┌─ Material for this task

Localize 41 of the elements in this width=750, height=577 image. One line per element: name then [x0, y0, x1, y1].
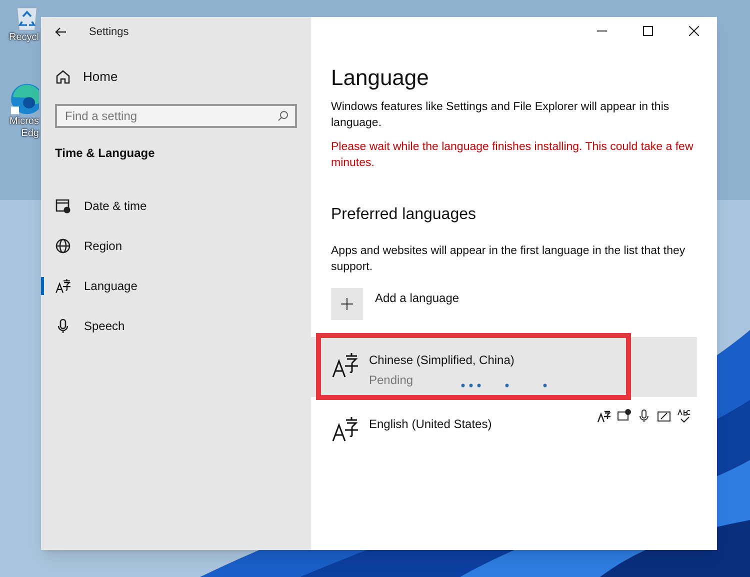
language-icon: [55, 278, 71, 294]
recycle-bin-icon[interactable]: [17, 6, 37, 32]
language-name: English (United States): [369, 416, 492, 433]
microphone-icon: [55, 318, 71, 334]
nav-item[interactable]: Speech: [41, 306, 311, 346]
section-heading: Preferred languages: [331, 205, 477, 225]
language-icon: [331, 351, 359, 379]
maximize-icon: [643, 26, 653, 36]
status-text: Pending: [369, 372, 414, 389]
language-name: Chinese (Simplified, China): [369, 352, 514, 369]
home-link[interactable]: Home: [83, 67, 118, 87]
language-icon: [331, 415, 359, 443]
page-title: Language: [331, 64, 430, 92]
language-pack-icon: [597, 409, 611, 423]
desktop-icon-label: Edg: [21, 128, 39, 140]
search-icon[interactable]: [277, 110, 289, 122]
display-icon: [617, 409, 631, 423]
globe-icon: [55, 238, 71, 254]
description-text: Apps and websites will appear in the first language in the list that they support.: [331, 244, 686, 275]
home-icon[interactable]: [55, 69, 71, 85]
nav-item[interactable]: Region: [41, 226, 311, 266]
microphone-icon: [637, 409, 651, 423]
desktop-icon-label: Micros: [10, 116, 39, 128]
desktop-icon-label: Recycl: [8, 32, 39, 44]
spellcheck-icon: [677, 409, 691, 423]
back-arrow-icon[interactable]: [55, 26, 67, 38]
add-language-link[interactable]: Add a language: [375, 289, 460, 307]
add-button[interactable]: [331, 288, 363, 320]
section-heading: Time & Language: [54, 145, 156, 162]
intro-text: Windows features like Settings and File Explorer will appear in this language.: [331, 100, 670, 131]
handwriting-icon: [657, 409, 671, 423]
calendar-clock-icon: [55, 198, 71, 214]
language-row[interactable]: Chinese (Simplified, China) Pending: [311, 337, 697, 397]
window-title: Settings: [89, 24, 129, 40]
close-icon: [689, 26, 699, 36]
plus-icon: [341, 298, 353, 310]
browser-icon[interactable]: [11, 82, 39, 116]
warning-text: Please wait while the language finishes installing. This could take a few minutes.: [331, 140, 694, 171]
search-field[interactable]: Find a setting: [55, 104, 297, 128]
nav-item[interactable]: Date & time: [41, 186, 311, 226]
selection-bar: [41, 277, 44, 295]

└─

Return the lines starting at the one containing "language-icon: [55, 278, 71, 294]" and ending at the one containing "window-title: Settings: [89, 24, 129, 40]", copied character for character.

language-icon: [55, 278, 71, 294]
recycle-bin-icon[interactable]: [17, 6, 37, 32]
language-name: English (United States): [369, 416, 492, 433]
microphone-icon: [55, 318, 71, 334]
nav-item[interactable]: Speech: [41, 306, 311, 346]
section-heading: Preferred languages: [331, 205, 477, 225]
language-icon: [331, 351, 359, 379]
maximize-icon: [643, 26, 653, 36]
status-text: Pending: [369, 372, 414, 389]
language-name: Chinese (Simplified, China): [369, 352, 514, 369]
home-link[interactable]: Home: [83, 67, 118, 87]
language-icon: [331, 415, 359, 443]
page-title: Language: [331, 64, 430, 92]
language-pack-icon: [597, 409, 611, 423]
desktop-icon-label: Edg: [21, 128, 39, 140]
search-icon[interactable]: [277, 110, 289, 122]
display-icon: [617, 409, 631, 423]
globe-icon: [55, 238, 71, 254]
description-text: Apps and websites will appear in the first language in the list that they support.: [331, 244, 686, 275]
home-icon[interactable]: [55, 69, 71, 85]
nav-item[interactable]: Region: [41, 226, 311, 266]
microphone-icon: [637, 409, 651, 423]
desktop-icon-label: Micros: [10, 116, 39, 128]
desktop-icon-label: Recycl: [8, 32, 39, 44]
spellcheck-icon: [677, 409, 691, 423]
back-arrow-icon[interactable]: [55, 26, 67, 38]
add-language-link[interactable]: Add a language: [375, 289, 460, 307]
add-button[interactable]: [331, 288, 363, 320]
section-heading: Time & Language: [54, 145, 156, 162]
intro-text: Windows features like Settings and File Explorer will appear in this language.: [331, 100, 670, 131]
handwriting-icon: [657, 409, 671, 423]
calendar-clock-icon: [55, 198, 71, 214]
language-row[interactable]: Chinese (Simplified, China) Pending: [311, 337, 697, 397]
window-title: Settings: [89, 24, 129, 40]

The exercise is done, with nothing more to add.